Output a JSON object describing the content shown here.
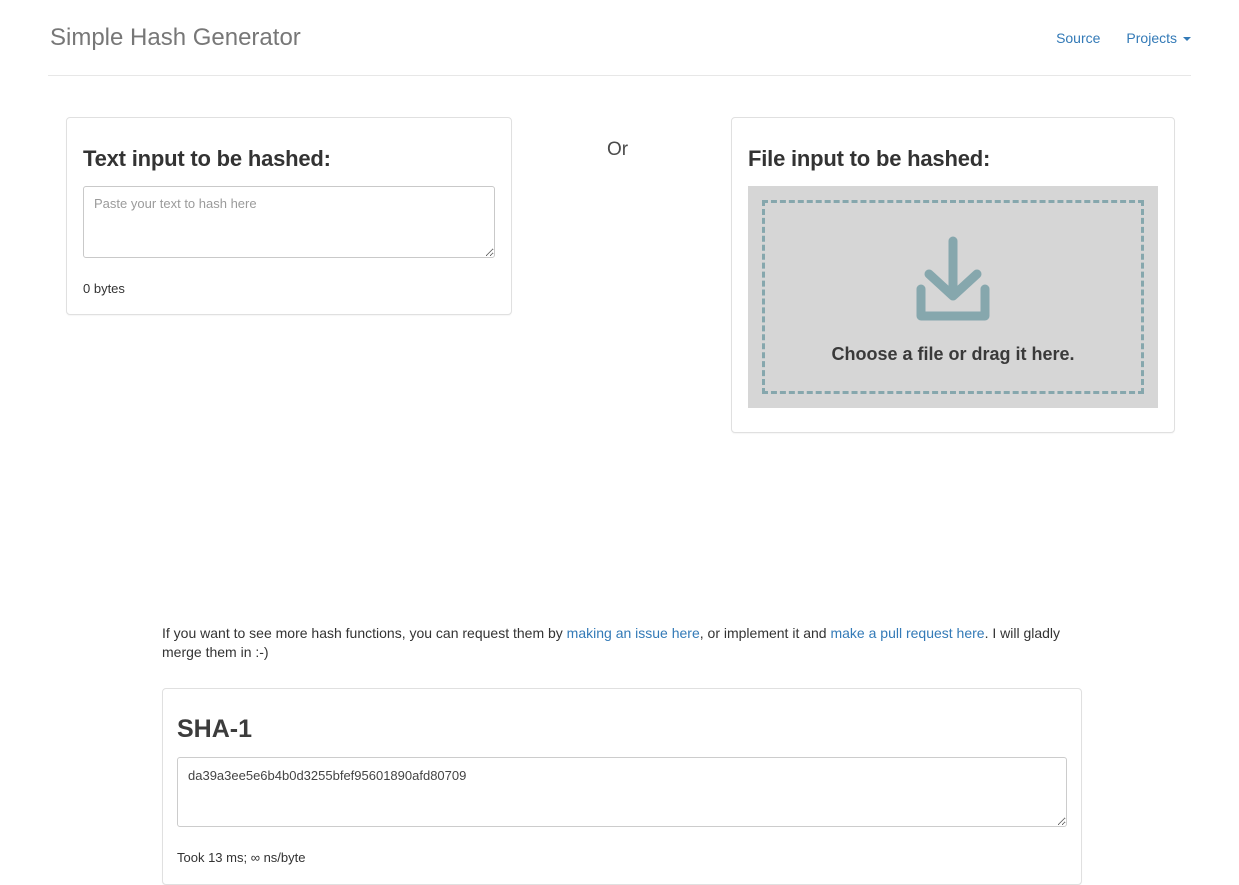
{
  "header": {
    "brand": "Simple Hash Generator",
    "nav": [
      {
        "label": "Source",
        "icon": "",
        "has_caret": false
      },
      {
        "label": "Projects",
        "icon": "chevron-down-icon",
        "has_caret": true
      }
    ]
  },
  "text_input": {
    "heading": "Text input to be hashed:",
    "placeholder": "Paste your text to hash here",
    "value": "",
    "byte_count": "0 bytes"
  },
  "separator": {
    "label": "Or"
  },
  "file_input": {
    "heading": "File input to be hashed:",
    "dropzone_label": "Choose a file or drag it here.",
    "dropzone_icon": "download-arrow-icon"
  },
  "note": {
    "part1": "If you want to see more hash functions, you can request them by ",
    "link1": "making an issue here",
    "part2": ", or implement it and ",
    "link2": "make a pull request here",
    "part3": ". I will gladly merge them in :-)"
  },
  "result": {
    "algorithm": "SHA-1",
    "hash": "da39a3ee5e6b4b0d3255bfef95601890afd80709",
    "timing": "Took 13 ms; ∞ ns/byte"
  },
  "colors": {
    "link": "#337ab7",
    "brand_text": "#777777",
    "dropzone_bg": "#d6d6d6",
    "dropzone_border": "#86a7ad",
    "dropzone_icon": "#86a7ad",
    "panel_border": "#e0e0e0"
  }
}
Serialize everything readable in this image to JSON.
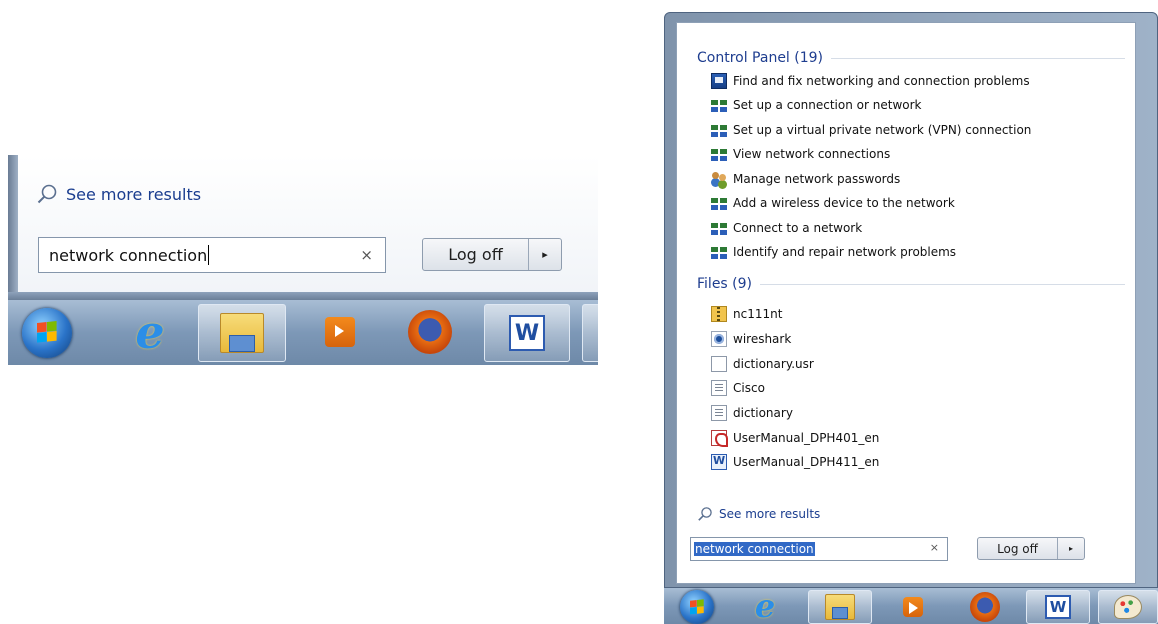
{
  "left_panel": {
    "see_more_label": "See more results",
    "search": {
      "value": "network connection",
      "clear_glyph": "×"
    },
    "logoff": {
      "label": "Log off",
      "arrow_glyph": "▸"
    },
    "taskbar_icons": [
      "start-orb-icon",
      "internet-explorer-icon",
      "windows-explorer-icon",
      "media-player-icon",
      "firefox-icon",
      "word-icon"
    ]
  },
  "start_menu": {
    "control_panel": {
      "heading": "Control Panel (19)",
      "items": [
        {
          "label": "Find and fix networking and connection problems",
          "icon": "troubleshoot-icon"
        },
        {
          "label": "Set up a connection or network",
          "icon": "network-icon"
        },
        {
          "label": "Set up a virtual private network (VPN) connection",
          "icon": "network-icon"
        },
        {
          "label": "View network connections",
          "icon": "network-icon"
        },
        {
          "label": "Manage network passwords",
          "icon": "users-icon"
        },
        {
          "label": "Add a wireless device to the network",
          "icon": "network-icon"
        },
        {
          "label": "Connect to a network",
          "icon": "network-icon"
        },
        {
          "label": "Identify and repair network problems",
          "icon": "network-icon"
        }
      ]
    },
    "files": {
      "heading": "Files (9)",
      "items": [
        {
          "label": "nc111nt",
          "icon": "zip-folder-icon"
        },
        {
          "label": "wireshark",
          "icon": "wireshark-icon"
        },
        {
          "label": "dictionary.usr",
          "icon": "blank-file-icon"
        },
        {
          "label": "Cisco",
          "icon": "text-file-icon"
        },
        {
          "label": "dictionary",
          "icon": "text-file-icon"
        },
        {
          "label": "UserManual_DPH401_en",
          "icon": "pdf-icon"
        },
        {
          "label": "UserManual_DPH411_en",
          "icon": "word-doc-icon"
        }
      ]
    },
    "see_more_label": "See more results",
    "search": {
      "value": "network connection",
      "clear_glyph": "×"
    },
    "logoff": {
      "label": "Log off",
      "arrow_glyph": "▸"
    },
    "taskbar_icons": [
      "start-orb-icon",
      "internet-explorer-icon",
      "windows-explorer-icon",
      "media-player-icon",
      "firefox-icon",
      "word-icon",
      "paint-icon"
    ]
  },
  "colors": {
    "heading_blue": "#1e3d8f",
    "link_blue": "#1a3d8f",
    "selection_blue": "#3169c6",
    "taskbar": "#7d98b7"
  }
}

______________________________

Leave out all images, then reproduce the entries above exactly.

Output a JSON object describing the content shown here.
{
  "header": {
    "brand": "Simple Hash Generator",
    "nav": [
      {
        "label": "Source",
        "icon": "",
        "has_caret": false
      },
      {
        "label": "Projects",
        "icon": "chevron-down-icon",
        "has_caret": true
      }
    ]
  },
  "text_input": {
    "heading": "Text input to be hashed:",
    "placeholder": "Paste your text to hash here",
    "value": "",
    "byte_count": "0 bytes"
  },
  "separator": {
    "label": "Or"
  },
  "file_input": {
    "heading": "File input to be hashed:",
    "dropzone_label": "Choose a file or drag it here.",
    "dropzone_icon": "download-arrow-icon"
  },
  "note": {
    "part1": "If you want to see more hash functions, you can request them by ",
    "link1": "making an issue here",
    "part2": ", or implement it and ",
    "link2": "make a pull request here",
    "part3": ". I will gladly merge them in :-)"
  },
  "result": {
    "algorithm": "SHA-1",
    "hash": "da39a3ee5e6b4b0d3255bfef95601890afd80709",
    "timing": "Took 13 ms; ∞ ns/byte"
  },
  "colors": {
    "link": "#337ab7",
    "brand_text": "#777777",
    "dropzone_bg": "#d6d6d6",
    "dropzone_border": "#86a7ad",
    "dropzone_icon": "#86a7ad",
    "panel_border": "#e0e0e0"
  }
}
Serialize everything readable in this image to JSON.
{
  "left_panel": {
    "see_more_label": "See more results",
    "search": {
      "value": "network connection",
      "clear_glyph": "×"
    },
    "logoff": {
      "label": "Log off",
      "arrow_glyph": "▸"
    },
    "taskbar_icons": [
      "start-orb-icon",
      "internet-explorer-icon",
      "windows-explorer-icon",
      "media-player-icon",
      "firefox-icon",
      "word-icon"
    ]
  },
  "start_menu": {
    "control_panel": {
      "heading": "Control Panel (19)",
      "items": [
        {
          "label": "Find and fix networking and connection problems",
          "icon": "troubleshoot-icon"
        },
        {
          "label": "Set up a connection or network",
          "icon": "network-icon"
        },
        {
          "label": "Set up a virtual private network (VPN) connection",
          "icon": "network-icon"
        },
        {
          "label": "View network connections",
          "icon": "network-icon"
        },
        {
          "label": "Manage network passwords",
          "icon": "users-icon"
        },
        {
          "label": "Add a wireless device to the network",
          "icon": "network-icon"
        },
        {
          "label": "Connect to a network",
          "icon": "network-icon"
        },
        {
          "label": "Identify and repair network problems",
          "icon": "network-icon"
        }
      ]
    },
    "files": {
      "heading": "Files (9)",
      "items": [
        {
          "label": "nc111nt",
          "icon": "zip-folder-icon"
        },
        {
          "label": "wireshark",
          "icon": "wireshark-icon"
        },
        {
          "label": "dictionary.usr",
          "icon": "blank-file-icon"
        },
        {
          "label": "Cisco",
          "icon": "text-file-icon"
        },
        {
          "label": "dictionary",
          "icon": "text-file-icon"
        },
        {
          "label": "UserManual_DPH401_en",
          "icon": "pdf-icon"
        },
        {
          "label": "UserManual_DPH411_en",
          "icon": "word-doc-icon"
        }
      ]
    },
    "see_more_label": "See more results",
    "search": {
      "value": "network connection",
      "clear_glyph": "×"
    },
    "logoff": {
      "label": "Log off",
      "arrow_glyph": "▸"
    },
    "taskbar_icons": [
      "start-orb-icon",
      "internet-explorer-icon",
      "windows-explorer-icon",
      "media-player-icon",
      "firefox-icon",
      "word-icon",
      "paint-icon"
    ]
  },
  "colors": {
    "heading_blue": "#1e3d8f",
    "link_blue": "#1a3d8f",
    "selection_blue": "#3169c6",
    "taskbar": "#7d98b7"
  }
}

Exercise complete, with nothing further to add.